» **Given passage**:
----------------

3.2.4. Numerical sex chromosome aberrations

3.2.4.1. Turner syndrome

The Turner syndrome is characterized by 45,X0 karyotype. This is the only viable monosomy. The explanation for this lies in the fact that while both homologues of the autosomes are necessary to the normal phenotype - so their monosomy is lethal – by contrast in females only one X chromosome is active (see the dose compensation in X inactivation), so a functional monosomy and Barr body negativity can be maintained.

However, for the normal development of female sex characteristics both X chromosome is needed, as indicated by the symptoms of Turner syndrome.

Although the frequency is 1:5000 in newborn female infants, the conception rate is much higher, but 99% of them spontaneously abort. This is in good agreement with the concepts of the viability of monosomies. 80% of these cases are due to paternal meiotic non-disjunctions, therefore in these patients only one maternal X chromosome is present.

While it is easy to understand the sexual development related characteristics of the syndrome, the low height is still not fully explained. It is assumed that a gene coding a protein of the small ribosome subunit (RPS4X) may also play a role. Because this gene has a Y chromosomal counterpart (RPS4Y) as well, both in normal females and males double dose of this ribosomal protein is produced. In Turner syndromic individuals less than sufficient amount is produced, and if the ribosome number is less than normal it

will largely influence the production of other proteins, and thus indirectly the body height, too.

Although Turner syndrome is often characterized by normal intelligence there is a difference in verbal skills, social integration between patients inherited their X chromosome from father or the mother. Maternal X carriers, according to surveys are weaker in these features than the patients inherited paternal X. The phenomenon is explained by the different methylation of the two types X chromosomes and the genomic imprinting.

3.2.4.2. Klinefelter syndrome

Klinefelter syndrome is characterised by 47,XXY karyotype and male phenotype. The frequency is 1:1000. Nearly it is derived with the same probability from maternal (56%) and paternal (44%) non-disjunction. 36% of the maternal non-disjunctions take place in the first meiotic division. Since there are two X chromosomes, thus they are Barr body positive. Their sterility can also be attributed to presence of 2 X chromosomes, since certain X chromosomal gene products are in a higher dose than in normal fertile males.

----------------

[Structured page parsing data]
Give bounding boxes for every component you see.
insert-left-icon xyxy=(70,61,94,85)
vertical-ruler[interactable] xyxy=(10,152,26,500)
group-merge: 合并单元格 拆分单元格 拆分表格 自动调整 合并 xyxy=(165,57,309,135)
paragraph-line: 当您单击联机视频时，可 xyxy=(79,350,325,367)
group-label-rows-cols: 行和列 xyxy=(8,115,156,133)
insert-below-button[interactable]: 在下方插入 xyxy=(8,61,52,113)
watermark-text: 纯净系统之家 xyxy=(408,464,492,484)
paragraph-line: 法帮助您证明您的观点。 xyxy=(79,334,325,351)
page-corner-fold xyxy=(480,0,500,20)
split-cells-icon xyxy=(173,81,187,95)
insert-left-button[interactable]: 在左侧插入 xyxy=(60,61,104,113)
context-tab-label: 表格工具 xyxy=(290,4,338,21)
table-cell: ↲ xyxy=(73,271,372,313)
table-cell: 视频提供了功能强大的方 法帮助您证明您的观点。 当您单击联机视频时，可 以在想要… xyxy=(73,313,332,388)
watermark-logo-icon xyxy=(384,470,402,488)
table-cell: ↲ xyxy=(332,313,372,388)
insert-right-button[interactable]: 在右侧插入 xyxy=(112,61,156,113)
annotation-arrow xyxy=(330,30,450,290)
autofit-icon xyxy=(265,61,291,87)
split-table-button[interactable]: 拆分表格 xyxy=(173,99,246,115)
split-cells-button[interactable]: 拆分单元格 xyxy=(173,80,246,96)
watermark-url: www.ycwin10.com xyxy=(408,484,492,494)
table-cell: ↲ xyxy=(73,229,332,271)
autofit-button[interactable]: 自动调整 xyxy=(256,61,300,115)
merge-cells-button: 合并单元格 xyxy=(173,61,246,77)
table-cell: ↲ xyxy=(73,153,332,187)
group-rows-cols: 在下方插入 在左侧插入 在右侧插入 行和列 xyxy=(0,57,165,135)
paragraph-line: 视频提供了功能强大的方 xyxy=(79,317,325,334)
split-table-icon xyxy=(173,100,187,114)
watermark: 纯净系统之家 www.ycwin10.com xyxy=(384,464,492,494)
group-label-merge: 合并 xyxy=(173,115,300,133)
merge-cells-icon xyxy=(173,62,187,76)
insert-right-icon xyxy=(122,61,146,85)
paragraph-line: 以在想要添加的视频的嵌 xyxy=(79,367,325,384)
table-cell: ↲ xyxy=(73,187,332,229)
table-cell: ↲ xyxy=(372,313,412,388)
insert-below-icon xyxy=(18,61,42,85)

----------------

» **Activity A**: Could you reproduce the passage on sex chromosome aberrations word for word, from "Although Turner syndrome" up to and including "the genomic imprinting."?
» **Activity B**: Can you take the passage on sex chromosome aberrations further, starting right after its final sentence?
This material was taken from a separate source.

» **Expected answer A**:
Although Turner syndrome is often characterized by normal intelligence there is a difference in verbal skills, social integration between patients inherited their X chromosome from father or the mother. Maternal X carriers, according to surveys are weaker in these features than the patients inherited paternal X. The phenomenon is explained by the different methylation of the two types X chromosomes and the genomic imprinting.

» **Expected answer B**:
3.2.4.3. Triple X syndrome

Feminine phenotype and 47, XXX karyotype are present. 89% is of maternal, 8% is of paternal origin, and the remaining 3% is due to post-fertilization mitotic non-disjunction. Neonatal frequency is 1:1000. Two Barr bodies are typical.

3.2.4.4. Double-Y syndrome, "superman" or Jacobs syndrome

In this case normal, slightly taller than the average males have 47,XYY karyotype.

The birth rate is 1:1000. They derived only from paternal second meiotic non-disjunction. In contrast to all meiotic non-disjunctions, the formation is not affected by age, as paternal gametogenesis is continuous from puberty, there are no aged sperms.

They are also featured by poorly tolerated frustration and stronger aggressivity;

perhaps that is why this chromosome abnormality is found in greater numbers amongst imprisoned men. The aggressiveness and the possible criminal tendency are strongly debated, and it would only be 100% decided if the entire male population would be karyotyped and comparative data about their aggressivity would have been available as well. Today many different aggressiveness associated genes and gene mutations are known, that is why the role of the Y chromosome in aggressiveness is questioned.

Knowing the characteristics of meiotic division we could ask that the two aneuploidies (47,XXX and 47,XYY) with normal fertility are characterized by greater prevalence of similar disorders among offspring or not. For example, in the case of double Y syndrome the following karyotypes offspring are expected in the offspring: 2 XXY, 2 XY, 1 XX and 1 XYY. In contrast, birth of only normal offspring was reported so far, however its exact explanation is still not known.